Carry none of the pictures over; write out the complete data exactly.

── Exercise material

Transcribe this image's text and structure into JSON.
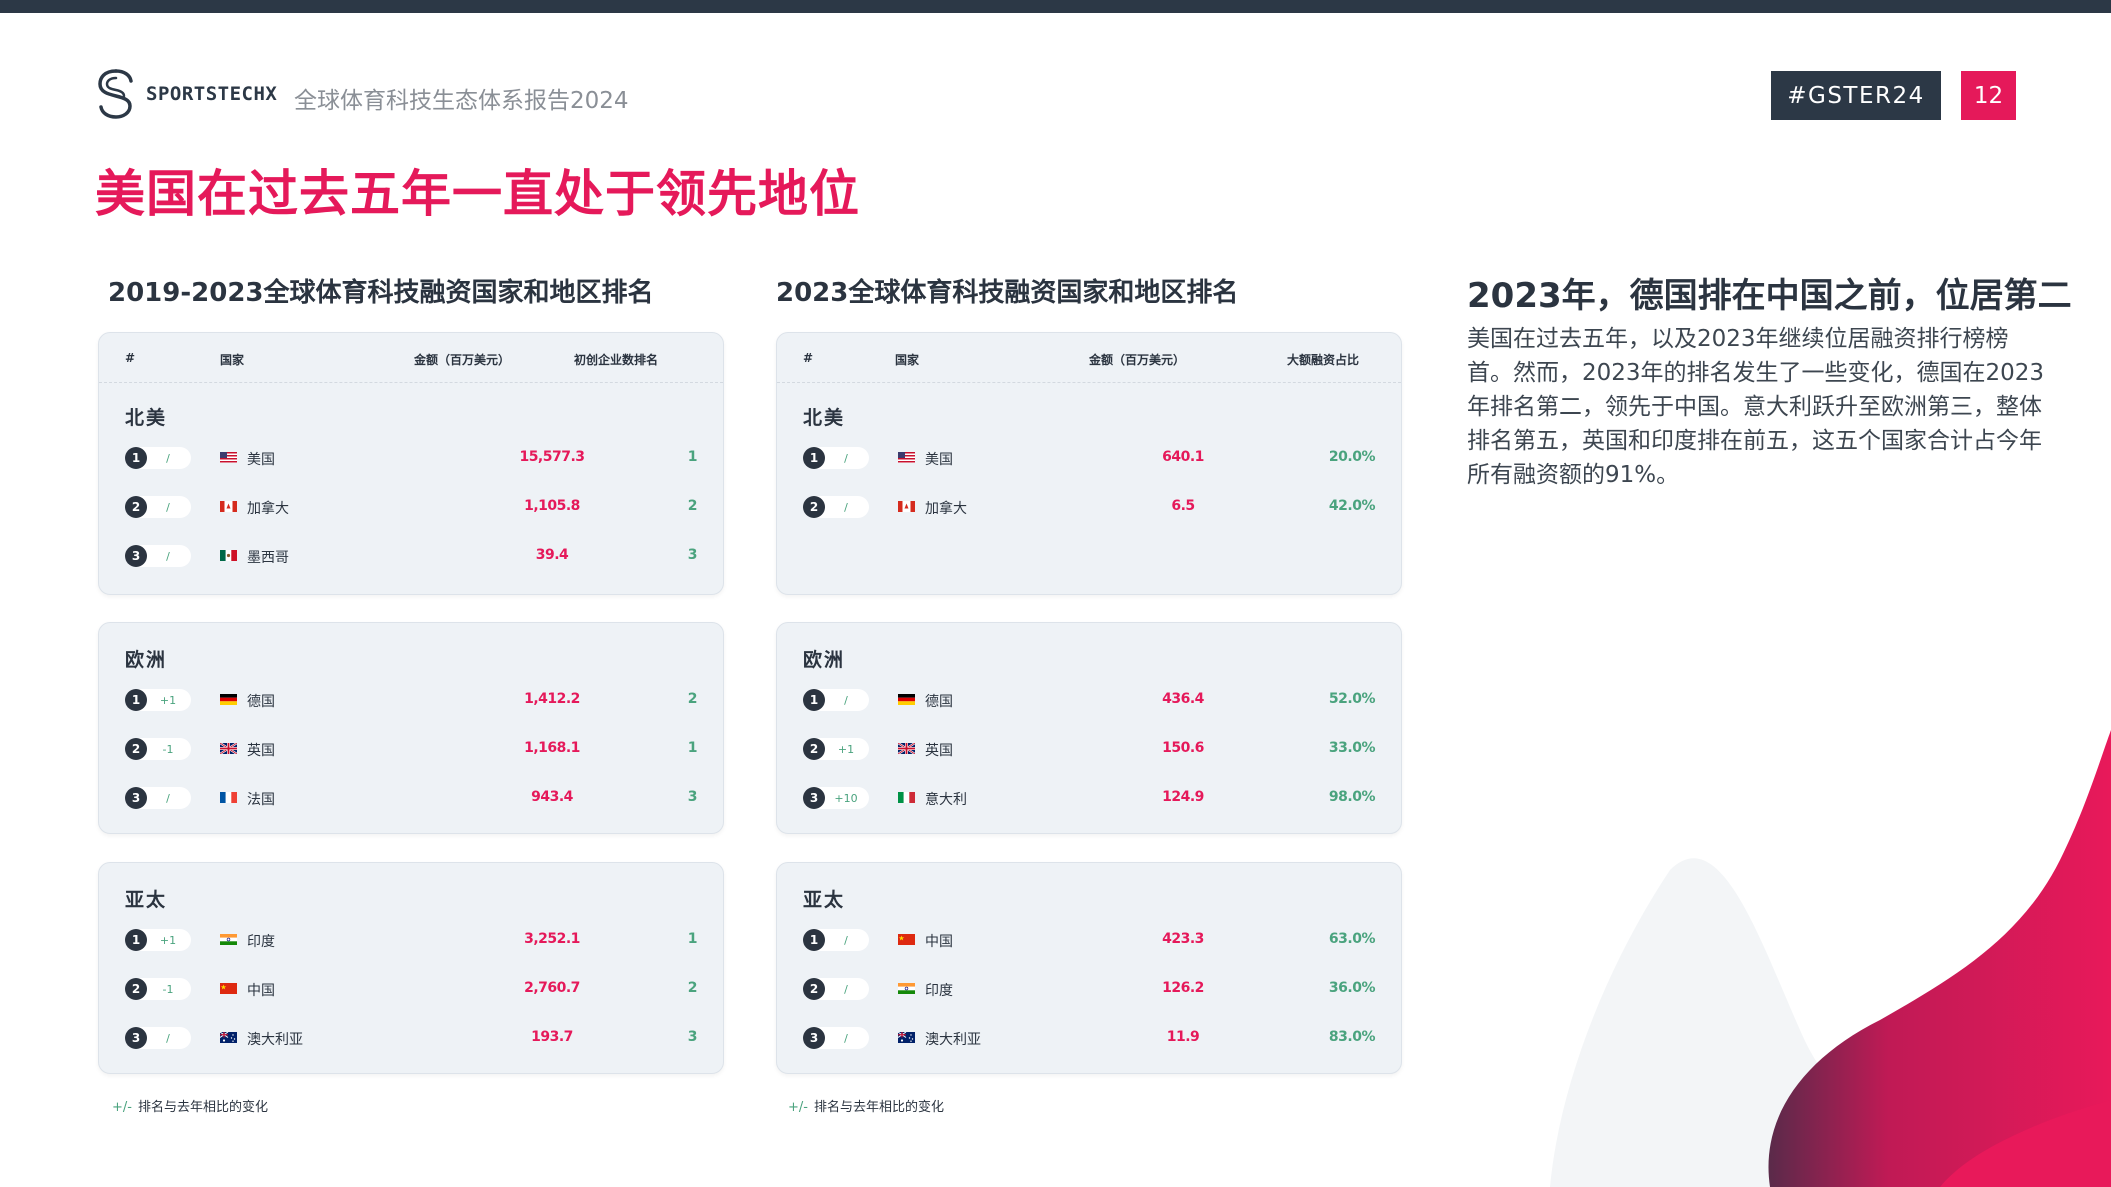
{
  "brand": "SPORTSTECHX",
  "report_title": "全球体育科技生态体系报告2024",
  "hashtag": "#GSTER24",
  "page_number": "12",
  "headline": "美国在过去五年一直处于领先地位",
  "left": {
    "title": "2019-2023全球体育科技融资国家和地区排名",
    "headers": [
      "#",
      "国家",
      "金额（百万美元）",
      "初创企业数排名"
    ],
    "regions": [
      {
        "name": "北美",
        "rows": [
          {
            "rank": "1",
            "change": "/",
            "flag": "us",
            "country": "美国",
            "amount": "15,577.3",
            "last": "1"
          },
          {
            "rank": "2",
            "change": "/",
            "flag": "ca",
            "country": "加拿大",
            "amount": "1,105.8",
            "last": "2"
          },
          {
            "rank": "3",
            "change": "/",
            "flag": "mx",
            "country": "墨西哥",
            "amount": "39.4",
            "last": "3"
          }
        ]
      },
      {
        "name": "欧洲",
        "rows": [
          {
            "rank": "1",
            "change": "+1",
            "flag": "de",
            "country": "德国",
            "amount": "1,412.2",
            "last": "2"
          },
          {
            "rank": "2",
            "change": "-1",
            "flag": "gb",
            "country": "英国",
            "amount": "1,168.1",
            "last": "1"
          },
          {
            "rank": "3",
            "change": "/",
            "flag": "fr",
            "country": "法国",
            "amount": "943.4",
            "last": "3"
          }
        ]
      },
      {
        "name": "亚太",
        "rows": [
          {
            "rank": "1",
            "change": "+1",
            "flag": "in",
            "country": "印度",
            "amount": "3,252.1",
            "last": "1"
          },
          {
            "rank": "2",
            "change": "-1",
            "flag": "cn",
            "country": "中国",
            "amount": "2,760.7",
            "last": "2"
          },
          {
            "rank": "3",
            "change": "/",
            "flag": "au",
            "country": "澳大利亚",
            "amount": "193.7",
            "last": "3"
          }
        ]
      }
    ]
  },
  "right": {
    "title": "2023全球体育科技融资国家和地区排名",
    "headers": [
      "#",
      "国家",
      "金额（百万美元）",
      "大额融资占比"
    ],
    "regions": [
      {
        "name": "北美",
        "rows": [
          {
            "rank": "1",
            "change": "/",
            "flag": "us",
            "country": "美国",
            "amount": "640.1",
            "last": "20.0%"
          },
          {
            "rank": "2",
            "change": "/",
            "flag": "ca",
            "country": "加拿大",
            "amount": "6.5",
            "last": "42.0%"
          }
        ]
      },
      {
        "name": "欧洲",
        "rows": [
          {
            "rank": "1",
            "change": "/",
            "flag": "de",
            "country": "德国",
            "amount": "436.4",
            "last": "52.0%"
          },
          {
            "rank": "2",
            "change": "+1",
            "flag": "gb",
            "country": "英国",
            "amount": "150.6",
            "last": "33.0%"
          },
          {
            "rank": "3",
            "change": "+10",
            "flag": "it",
            "country": "意大利",
            "amount": "124.9",
            "last": "98.0%"
          }
        ]
      },
      {
        "name": "亚太",
        "rows": [
          {
            "rank": "1",
            "change": "/",
            "flag": "cn",
            "country": "中国",
            "amount": "423.3",
            "last": "63.0%"
          },
          {
            "rank": "2",
            "change": "/",
            "flag": "in",
            "country": "印度",
            "amount": "126.2",
            "last": "36.0%"
          },
          {
            "rank": "3",
            "change": "/",
            "flag": "au",
            "country": "澳大利亚",
            "amount": "11.9",
            "last": "83.0%"
          }
        ]
      }
    ]
  },
  "footnote": {
    "symbol": "+/-",
    "text": "排名与去年相比的变化"
  },
  "side": {
    "title": "2023年，德国排在中国之前，位居第二",
    "body": "美国在过去五年，以及2023年继续位居融资排行榜榜首。然而，2023年的排名发生了一些变化，德国在2023年排名第二，领先于中国。意大利跃升至欧洲第三，整体排名第五，英国和印度排在前五，这五个国家合计占今年所有融资额的91%。"
  },
  "colors": {
    "accent": "#e5195a",
    "dark": "#2c3846",
    "green": "#4aa37e",
    "card": "#eef2f6"
  }
}
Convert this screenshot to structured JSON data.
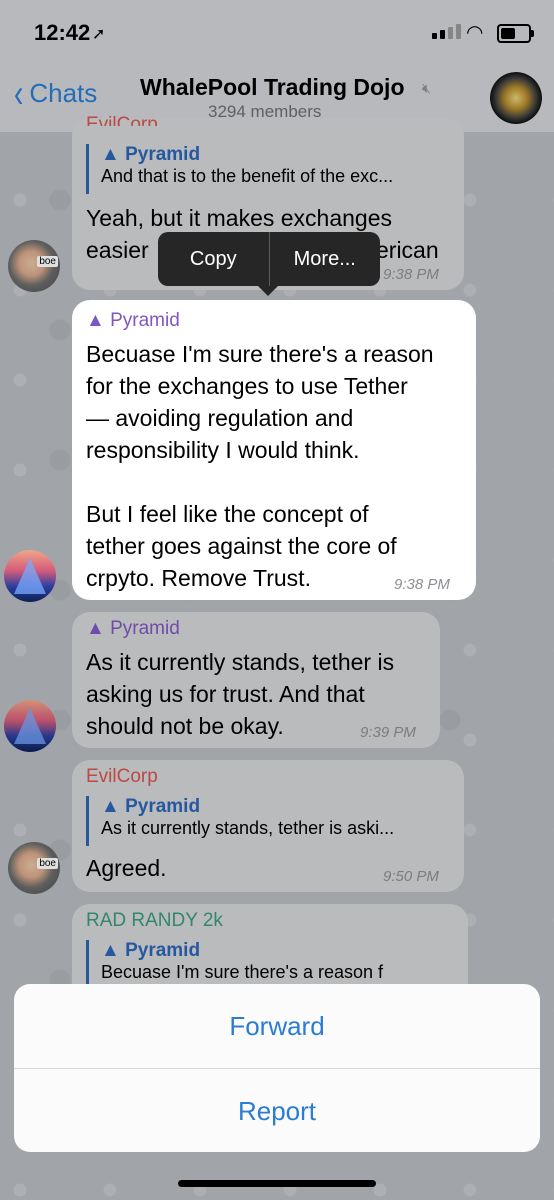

────

§ **Exercise answer**
Transcribe this image's text and structure into JSON.
{
  "brand": "SPORTSTECHX",
  "report_title": "全球体育科技生态体系报告2024",
  "hashtag": "#GSTER24",
  "page_number": "12",
  "headline": "美国在过去五年一直处于领先地位",
  "left": {
    "title": "2019-2023全球体育科技融资国家和地区排名",
    "headers": [
      "#",
      "国家",
      "金额（百万美元）",
      "初创企业数排名"
    ],
    "regions": [
      {
        "name": "北美",
        "rows": [
          {
            "rank": "1",
            "change": "/",
            "flag": "us",
            "country": "美国",
            "amount": "15,577.3",
            "last": "1"
          },
          {
            "rank": "2",
            "change": "/",
            "flag": "ca",
            "country": "加拿大",
            "amount": "1,105.8",
            "last": "2"
          },
          {
            "rank": "3",
            "change": "/",
            "flag": "mx",
            "country": "墨西哥",
            "amount": "39.4",
            "last": "3"
          }
        ]
      },
      {
        "name": "欧洲",
        "rows": [
          {
            "rank": "1",
            "change": "+1",
            "flag": "de",
            "country": "德国",
            "amount": "1,412.2",
            "last": "2"
          },
          {
            "rank": "2",
            "change": "-1",
            "flag": "gb",
            "country": "英国",
            "amount": "1,168.1",
            "last": "1"
          },
          {
            "rank": "3",
            "change": "/",
            "flag": "fr",
            "country": "法国",
            "amount": "943.4",
            "last": "3"
          }
        ]
      },
      {
        "name": "亚太",
        "rows": [
          {
            "rank": "1",
            "change": "+1",
            "flag": "in",
            "country": "印度",
            "amount": "3,252.1",
            "last": "1"
          },
          {
            "rank": "2",
            "change": "-1",
            "flag": "cn",
            "country": "中国",
            "amount": "2,760.7",
            "last": "2"
          },
          {
            "rank": "3",
            "change": "/",
            "flag": "au",
            "country": "澳大利亚",
            "amount": "193.7",
            "last": "3"
          }
        ]
      }
    ]
  },
  "right": {
    "title": "2023全球体育科技融资国家和地区排名",
    "headers": [
      "#",
      "国家",
      "金额（百万美元）",
      "大额融资占比"
    ],
    "regions": [
      {
        "name": "北美",
        "rows": [
          {
            "rank": "1",
            "change": "/",
            "flag": "us",
            "country": "美国",
            "amount": "640.1",
            "last": "20.0%"
          },
          {
            "rank": "2",
            "change": "/",
            "flag": "ca",
            "country": "加拿大",
            "amount": "6.5",
            "last": "42.0%"
          }
        ]
      },
      {
        "name": "欧洲",
        "rows": [
          {
            "rank": "1",
            "change": "/",
            "flag": "de",
            "country": "德国",
            "amount": "436.4",
            "last": "52.0%"
          },
          {
            "rank": "2",
            "change": "+1",
            "flag": "gb",
            "country": "英国",
            "amount": "150.6",
            "last": "33.0%"
          },
          {
            "rank": "3",
            "change": "+10",
            "flag": "it",
            "country": "意大利",
            "amount": "124.9",
            "last": "98.0%"
          }
        ]
      },
      {
        "name": "亚太",
        "rows": [
          {
            "rank": "1",
            "change": "/",
            "flag": "cn",
            "country": "中国",
            "amount": "423.3",
            "last": "63.0%"
          },
          {
            "rank": "2",
            "change": "/",
            "flag": "in",
            "country": "印度",
            "amount": "126.2",
            "last": "36.0%"
          },
          {
            "rank": "3",
            "change": "/",
            "flag": "au",
            "country": "澳大利亚",
            "amount": "11.9",
            "last": "83.0%"
          }
        ]
      }
    ]
  },
  "footnote": {
    "symbol": "+/-",
    "text": "排名与去年相比的变化"
  },
  "side": {
    "title": "2023年，德国排在中国之前，位居第二",
    "body": "美国在过去五年，以及2023年继续位居融资排行榜榜首。然而，2023年的排名发生了一些变化，德国在2023年排名第二，领先于中国。意大利跃升至欧洲第三，整体排名第五，英国和印度排在前五，这五个国家合计占今年所有融资额的91%。"
  },
  "colors": {
    "accent": "#e5195a",
    "dark": "#2c3846",
    "green": "#4aa37e",
    "card": "#eef2f6"
  }
}
Convert this screenshot to structured JSON data.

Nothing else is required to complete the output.